TASK GOAL |
Every line of the material that follows must be printed again exactly.

## start RECORDS SHOWN

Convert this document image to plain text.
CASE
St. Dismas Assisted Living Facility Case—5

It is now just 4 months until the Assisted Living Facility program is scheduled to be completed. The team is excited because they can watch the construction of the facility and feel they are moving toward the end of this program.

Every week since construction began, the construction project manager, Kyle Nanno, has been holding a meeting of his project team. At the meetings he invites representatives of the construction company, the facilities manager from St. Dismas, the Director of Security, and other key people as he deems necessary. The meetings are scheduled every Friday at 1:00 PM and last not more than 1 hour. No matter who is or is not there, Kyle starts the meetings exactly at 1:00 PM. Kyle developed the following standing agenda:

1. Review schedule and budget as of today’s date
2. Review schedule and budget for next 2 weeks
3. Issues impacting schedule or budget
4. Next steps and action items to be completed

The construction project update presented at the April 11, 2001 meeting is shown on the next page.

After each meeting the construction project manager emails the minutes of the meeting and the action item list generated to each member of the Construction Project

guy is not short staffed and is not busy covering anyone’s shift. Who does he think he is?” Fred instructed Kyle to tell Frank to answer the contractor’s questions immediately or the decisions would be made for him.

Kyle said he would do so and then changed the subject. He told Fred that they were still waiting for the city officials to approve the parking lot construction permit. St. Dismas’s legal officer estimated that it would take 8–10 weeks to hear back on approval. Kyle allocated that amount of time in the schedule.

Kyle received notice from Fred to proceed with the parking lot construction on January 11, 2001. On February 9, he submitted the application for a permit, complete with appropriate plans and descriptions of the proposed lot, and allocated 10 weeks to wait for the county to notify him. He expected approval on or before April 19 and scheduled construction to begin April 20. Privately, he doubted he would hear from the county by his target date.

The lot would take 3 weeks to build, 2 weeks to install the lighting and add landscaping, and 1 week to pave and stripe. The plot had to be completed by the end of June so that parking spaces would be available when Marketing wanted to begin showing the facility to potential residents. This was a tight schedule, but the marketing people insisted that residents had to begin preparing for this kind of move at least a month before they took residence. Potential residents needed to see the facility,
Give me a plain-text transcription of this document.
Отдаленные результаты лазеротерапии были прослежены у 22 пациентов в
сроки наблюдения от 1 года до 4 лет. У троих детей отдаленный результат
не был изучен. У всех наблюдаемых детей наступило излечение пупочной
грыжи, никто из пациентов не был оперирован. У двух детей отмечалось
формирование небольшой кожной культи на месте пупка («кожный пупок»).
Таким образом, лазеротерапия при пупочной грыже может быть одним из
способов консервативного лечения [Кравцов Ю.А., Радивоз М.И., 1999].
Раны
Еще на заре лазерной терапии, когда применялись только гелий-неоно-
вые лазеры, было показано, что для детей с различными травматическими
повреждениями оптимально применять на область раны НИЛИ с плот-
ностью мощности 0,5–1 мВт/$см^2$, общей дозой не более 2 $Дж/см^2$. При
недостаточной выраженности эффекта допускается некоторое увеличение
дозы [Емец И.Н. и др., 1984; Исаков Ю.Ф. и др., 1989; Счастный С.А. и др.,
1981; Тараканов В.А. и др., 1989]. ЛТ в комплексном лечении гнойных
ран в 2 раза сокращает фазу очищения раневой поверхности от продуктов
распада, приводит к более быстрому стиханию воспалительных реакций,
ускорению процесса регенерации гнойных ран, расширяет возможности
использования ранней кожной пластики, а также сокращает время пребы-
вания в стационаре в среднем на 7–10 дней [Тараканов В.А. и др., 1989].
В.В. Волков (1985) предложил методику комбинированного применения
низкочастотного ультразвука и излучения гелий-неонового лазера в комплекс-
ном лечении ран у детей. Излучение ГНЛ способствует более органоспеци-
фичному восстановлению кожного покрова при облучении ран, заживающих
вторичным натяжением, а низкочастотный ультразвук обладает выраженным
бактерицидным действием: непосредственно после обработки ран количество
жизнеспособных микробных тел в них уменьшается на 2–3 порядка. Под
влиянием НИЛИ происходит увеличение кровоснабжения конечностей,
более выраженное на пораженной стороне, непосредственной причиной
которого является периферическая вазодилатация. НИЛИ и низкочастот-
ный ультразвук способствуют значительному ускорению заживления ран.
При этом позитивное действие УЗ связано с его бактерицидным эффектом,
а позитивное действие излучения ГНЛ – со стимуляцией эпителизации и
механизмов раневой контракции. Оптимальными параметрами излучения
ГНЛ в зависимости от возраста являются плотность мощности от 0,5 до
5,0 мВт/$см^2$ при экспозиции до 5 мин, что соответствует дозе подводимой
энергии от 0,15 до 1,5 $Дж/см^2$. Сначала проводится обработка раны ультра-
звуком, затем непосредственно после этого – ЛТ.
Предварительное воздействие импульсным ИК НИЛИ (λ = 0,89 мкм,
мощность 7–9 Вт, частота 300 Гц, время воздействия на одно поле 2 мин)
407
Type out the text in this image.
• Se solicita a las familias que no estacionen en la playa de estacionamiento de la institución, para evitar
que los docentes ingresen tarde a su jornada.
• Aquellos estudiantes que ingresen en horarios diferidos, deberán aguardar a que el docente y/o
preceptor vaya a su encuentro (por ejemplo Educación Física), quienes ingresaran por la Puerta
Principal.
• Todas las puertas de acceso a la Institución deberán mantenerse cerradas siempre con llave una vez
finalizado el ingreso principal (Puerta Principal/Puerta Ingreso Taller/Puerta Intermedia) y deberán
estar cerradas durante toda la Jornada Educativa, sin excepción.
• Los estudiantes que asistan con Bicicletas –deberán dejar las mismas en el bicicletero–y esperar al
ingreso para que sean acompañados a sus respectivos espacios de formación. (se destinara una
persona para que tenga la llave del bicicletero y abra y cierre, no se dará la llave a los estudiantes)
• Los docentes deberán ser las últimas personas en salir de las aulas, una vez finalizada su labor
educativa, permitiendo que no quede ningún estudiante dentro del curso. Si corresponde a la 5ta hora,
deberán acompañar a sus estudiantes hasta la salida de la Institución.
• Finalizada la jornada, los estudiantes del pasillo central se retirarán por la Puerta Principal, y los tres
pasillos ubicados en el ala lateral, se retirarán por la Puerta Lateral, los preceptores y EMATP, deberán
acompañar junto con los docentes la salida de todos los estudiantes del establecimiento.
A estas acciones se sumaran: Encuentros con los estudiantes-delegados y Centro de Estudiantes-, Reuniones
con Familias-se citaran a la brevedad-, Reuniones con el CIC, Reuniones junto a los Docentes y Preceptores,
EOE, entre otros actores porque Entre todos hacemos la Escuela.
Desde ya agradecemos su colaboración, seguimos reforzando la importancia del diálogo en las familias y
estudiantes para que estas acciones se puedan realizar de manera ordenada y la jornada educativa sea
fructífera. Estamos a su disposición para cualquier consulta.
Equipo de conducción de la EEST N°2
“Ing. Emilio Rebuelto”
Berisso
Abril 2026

## end RECORDS SHOWN

PROBLEM SOLUTION |
Convert this document image to plain text.
CASE
St. Dismas Assisted Living Facility Case—5

It is now just 4 months until the Assisted Living Facility program is scheduled to be completed. The team is excited because they can watch the construction of the facility and feel they are moving toward the end of this program.

Every week since construction began, the construction project manager, Kyle Nanno, has been holding a meeting of his project team. At the meetings he invites representatives of the construction company, the facilities manager from St. Dismas, the Director of Security, and other key people as he deems necessary. The meetings are scheduled every Friday at 1:00 PM and last not more than 1 hour. No matter who is or is not there, Kyle starts the meetings exactly at 1:00 PM. Kyle developed the following standing agenda:

1. Review schedule and budget as of today’s date
2. Review schedule and budget for next 2 weeks
3. Issues impacting schedule or budget
4. Next steps and action items to be completed

The construction project update presented at the April 11, 2001 meeting is shown on the next page.

After each meeting the construction project manager emails the minutes of the meeting and the action item list generated to each member of the Construction Project

guy is not short staffed and is not busy covering anyone’s shift. Who does he think he is?” Fred instructed Kyle to tell Frank to answer the contractor’s questions immediately or the decisions would be made for him.

Kyle said he would do so and then changed the subject. He told Fred that they were still waiting for the city officials to approve the parking lot construction permit. St. Dismas’s legal officer estimated that it would take 8–10 weeks to hear back on approval. Kyle allocated that amount of time in the schedule.

Kyle received notice from Fred to proceed with the parking lot construction on January 11, 2001. On February 9, he submitted the application for a permit, complete with appropriate plans and descriptions of the proposed lot, and allocated 10 weeks to wait for the county to notify him. He expected approval on or before April 19 and scheduled construction to begin April 20. Privately, he doubted he would hear from the county by his target date.

The lot would take 3 weeks to build, 2 weeks to install the lighting and add landscaping, and 1 week to pave and stripe. The plot had to be completed by the end of June so that parking spaces would be available when Marketing wanted to begin showing the facility to potential residents. This was a tight schedule, but the marketing people insisted that residents had to begin preparing for this kind of move at least a month before they took residence. Potential residents needed to see the facility,
Give me a plain-text transcription of this document.
Отдаленные результаты лазеротерапии были прослежены у 22 пациентов в
сроки наблюдения от 1 года до 4 лет. У троих детей отдаленный результат
не был изучен. У всех наблюдаемых детей наступило излечение пупочной
грыжи, никто из пациентов не был оперирован. У двух детей отмечалось
формирование небольшой кожной культи на месте пупка («кожный пупок»).
Таким образом, лазеротерапия при пупочной грыже может быть одним из
способов консервативного лечения [Кравцов Ю.А., Радивоз М.И., 1999].
Раны
Еще на заре лазерной терапии, когда применялись только гелий-неоно-
вые лазеры, было показано, что для детей с различными травматическими
повреждениями оптимально применять на область раны НИЛИ с плот-
ностью мощности 0,5–1 мВт/$см^2$, общей дозой не более 2 $Дж/см^2$. При
недостаточной выраженности эффекта допускается некоторое увеличение
дозы [Емец И.Н. и др., 1984; Исаков Ю.Ф. и др., 1989; Счастный С.А. и др.,
1981; Тараканов В.А. и др., 1989]. ЛТ в комплексном лечении гнойных
ран в 2 раза сокращает фазу очищения раневой поверхности от продуктов
распада, приводит к более быстрому стиханию воспалительных реакций,
ускорению процесса регенерации гнойных ран, расширяет возможности
использования ранней кожной пластики, а также сокращает время пребы-
вания в стационаре в среднем на 7–10 дней [Тараканов В.А. и др., 1989].
В.В. Волков (1985) предложил методику комбинированного применения
низкочастотного ультразвука и излучения гелий-неонового лазера в комплекс-
ном лечении ран у детей. Излучение ГНЛ способствует более органоспеци-
фичному восстановлению кожного покрова при облучении ран, заживающих
вторичным натяжением, а низкочастотный ультразвук обладает выраженным
бактерицидным действием: непосредственно после обработки ран количество
жизнеспособных микробных тел в них уменьшается на 2–3 порядка. Под
влиянием НИЛИ происходит увеличение кровоснабжения конечностей,
более выраженное на пораженной стороне, непосредственной причиной
которого является периферическая вазодилатация. НИЛИ и низкочастот-
ный ультразвук способствуют значительному ускорению заживления ран.
При этом позитивное действие УЗ связано с его бактерицидным эффектом,
а позитивное действие излучения ГНЛ – со стимуляцией эпителизации и
механизмов раневой контракции. Оптимальными параметрами излучения
ГНЛ в зависимости от возраста являются плотность мощности от 0,5 до
5,0 мВт/$см^2$ при экспозиции до 5 мин, что соответствует дозе подводимой
энергии от 0,15 до 1,5 $Дж/см^2$. Сначала проводится обработка раны ультра-
звуком, затем непосредственно после этого – ЛТ.
Предварительное воздействие импульсным ИК НИЛИ (λ = 0,89 мкм,
мощность 7–9 Вт, частота 300 Гц, время воздействия на одно поле 2 мин)
407
Type out the text in this image.
• Se solicita a las familias que no estacionen en la playa de estacionamiento de la institución, para evitar
que los docentes ingresen tarde a su jornada.
• Aquellos estudiantes que ingresen en horarios diferidos, deberán aguardar a que el docente y/o
preceptor vaya a su encuentro (por ejemplo Educación Física), quienes ingresaran por la Puerta
Principal.
• Todas las puertas de acceso a la Institución deberán mantenerse cerradas siempre con llave una vez
finalizado el ingreso principal (Puerta Principal/Puerta Ingreso Taller/Puerta Intermedia) y deberán
estar cerradas durante toda la Jornada Educativa, sin excepción.
• Los estudiantes que asistan con Bicicletas –deberán dejar las mismas en el bicicletero–y esperar al
ingreso para que sean acompañados a sus respectivos espacios de formación. (se destinara una
persona para que tenga la llave del bicicletero y abra y cierre, no se dará la llave a los estudiantes)
• Los docentes deberán ser las últimas personas en salir de las aulas, una vez finalizada su labor
educativa, permitiendo que no quede ningún estudiante dentro del curso. Si corresponde a la 5ta hora,
deberán acompañar a sus estudiantes hasta la salida de la Institución.
• Finalizada la jornada, los estudiantes del pasillo central se retirarán por la Puerta Principal, y los tres
pasillos ubicados en el ala lateral, se retirarán por la Puerta Lateral, los preceptores y EMATP, deberán
acompañar junto con los docentes la salida de todos los estudiantes del establecimiento.
A estas acciones se sumaran: Encuentros con los estudiantes-delegados y Centro de Estudiantes-, Reuniones
con Familias-se citaran a la brevedad-, Reuniones con el CIC, Reuniones junto a los Docentes y Preceptores,
EOE, entre otros actores porque Entre todos hacemos la Escuela.
Desde ya agradecemos su colaboración, seguimos reforzando la importancia del diálogo en las familias y
estudiantes para que estas acciones se puedan realizar de manera ordenada y la jornada educativa sea
fructífera. Estamos a su disposición para cualquier consulta.
Equipo de conducción de la EEST N°2
“Ing. Emilio Rebuelto”
Berisso
Abril 2026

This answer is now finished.